Task statement: All of the lines below are to be transcribed faithfully, with pictures excluded from the copy.

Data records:
-- begin --

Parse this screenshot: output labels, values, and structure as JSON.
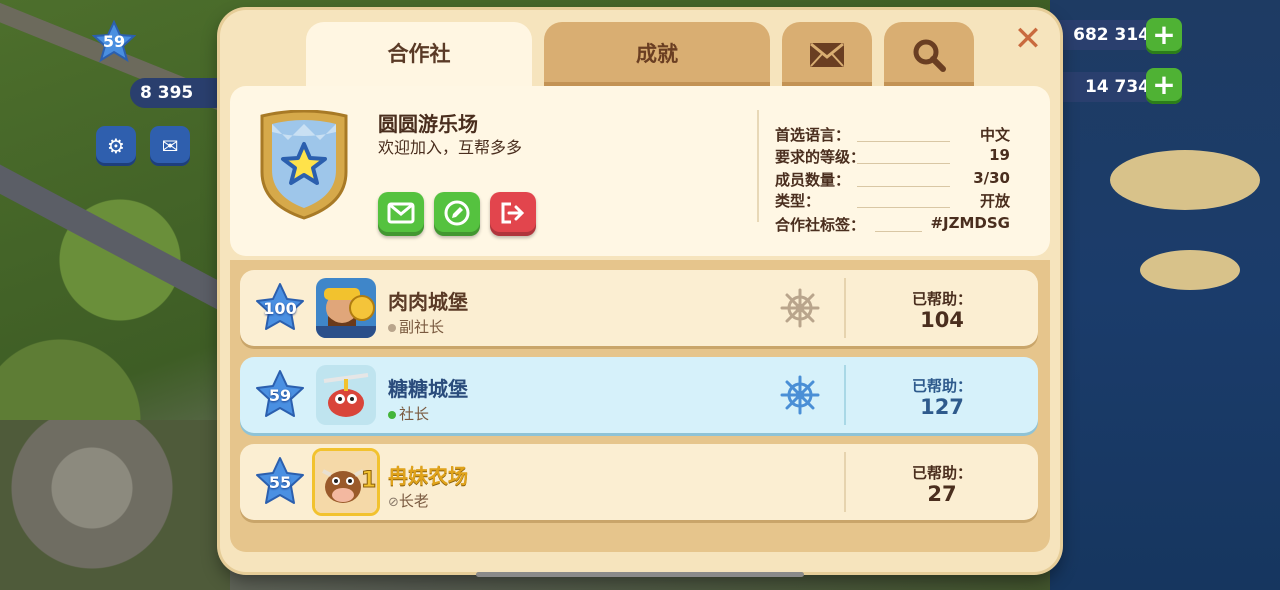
{
  "hud": {
    "level": "59",
    "coins_value": "682 314",
    "gems_value": "14 734",
    "population": "8 395"
  },
  "tabs": {
    "club": "合作社",
    "achievements": "成就",
    "mail_icon": "envelope-icon",
    "search_icon": "search-icon"
  },
  "club": {
    "name": "圆圆游乐场",
    "description": "欢迎加入，互帮多多",
    "info": [
      {
        "key": "首选语言：",
        "value": "中文"
      },
      {
        "key": "要求的等级：",
        "value": "19"
      },
      {
        "key": "成员数量：",
        "value": "3/30"
      },
      {
        "key": "类型：",
        "value": "开放"
      },
      {
        "key": "合作社标签：",
        "value": "#JZMDSG"
      }
    ]
  },
  "members": [
    {
      "level": "100",
      "name": "肉肉城堡",
      "role": "副社长",
      "help_label": "已帮助：",
      "helped": "104",
      "status_color": "#b9a58c"
    },
    {
      "level": "59",
      "name": "糖糖城堡",
      "role": "社长",
      "help_label": "已帮助：",
      "helped": "127",
      "status_color": "#44b53a"
    },
    {
      "level": "55",
      "name": "冉妹农场",
      "role": "长老",
      "help_label": "已帮助：",
      "helped": "27",
      "status_color": "#8a7a6a"
    }
  ],
  "colors": {
    "panel_bg": "#f6e4bd",
    "tab_inactive": "#d9ae72",
    "highlight_row": "#d6f1fa",
    "button_green": "#55c23f",
    "button_red": "#e2454d",
    "star_blue": "#4a90e2"
  }
}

-- end --

Answer for this exercise:
Parse this screenshot: output labels, values, and structure as JSON.
{
  "hud": {
    "level": "59",
    "coins_value": "682 314",
    "gems_value": "14 734",
    "population": "8 395"
  },
  "tabs": {
    "club": "合作社",
    "achievements": "成就",
    "mail_icon": "envelope-icon",
    "search_icon": "search-icon"
  },
  "club": {
    "name": "圆圆游乐场",
    "description": "欢迎加入，互帮多多",
    "info": [
      {
        "key": "首选语言：",
        "value": "中文"
      },
      {
        "key": "要求的等级：",
        "value": "19"
      },
      {
        "key": "成员数量：",
        "value": "3/30"
      },
      {
        "key": "类型：",
        "value": "开放"
      },
      {
        "key": "合作社标签：",
        "value": "#JZMDSG"
      }
    ]
  },
  "members": [
    {
      "level": "100",
      "name": "肉肉城堡",
      "role": "副社长",
      "help_label": "已帮助：",
      "helped": "104",
      "status_color": "#b9a58c"
    },
    {
      "level": "59",
      "name": "糖糖城堡",
      "role": "社长",
      "help_label": "已帮助：",
      "helped": "127",
      "status_color": "#44b53a"
    },
    {
      "level": "55",
      "name": "冉妹农场",
      "role": "长老",
      "help_label": "已帮助：",
      "helped": "27",
      "status_color": "#8a7a6a"
    }
  ],
  "colors": {
    "panel_bg": "#f6e4bd",
    "tab_inactive": "#d9ae72",
    "highlight_row": "#d6f1fa",
    "button_green": "#55c23f",
    "button_red": "#e2454d",
    "star_blue": "#4a90e2"
  }
}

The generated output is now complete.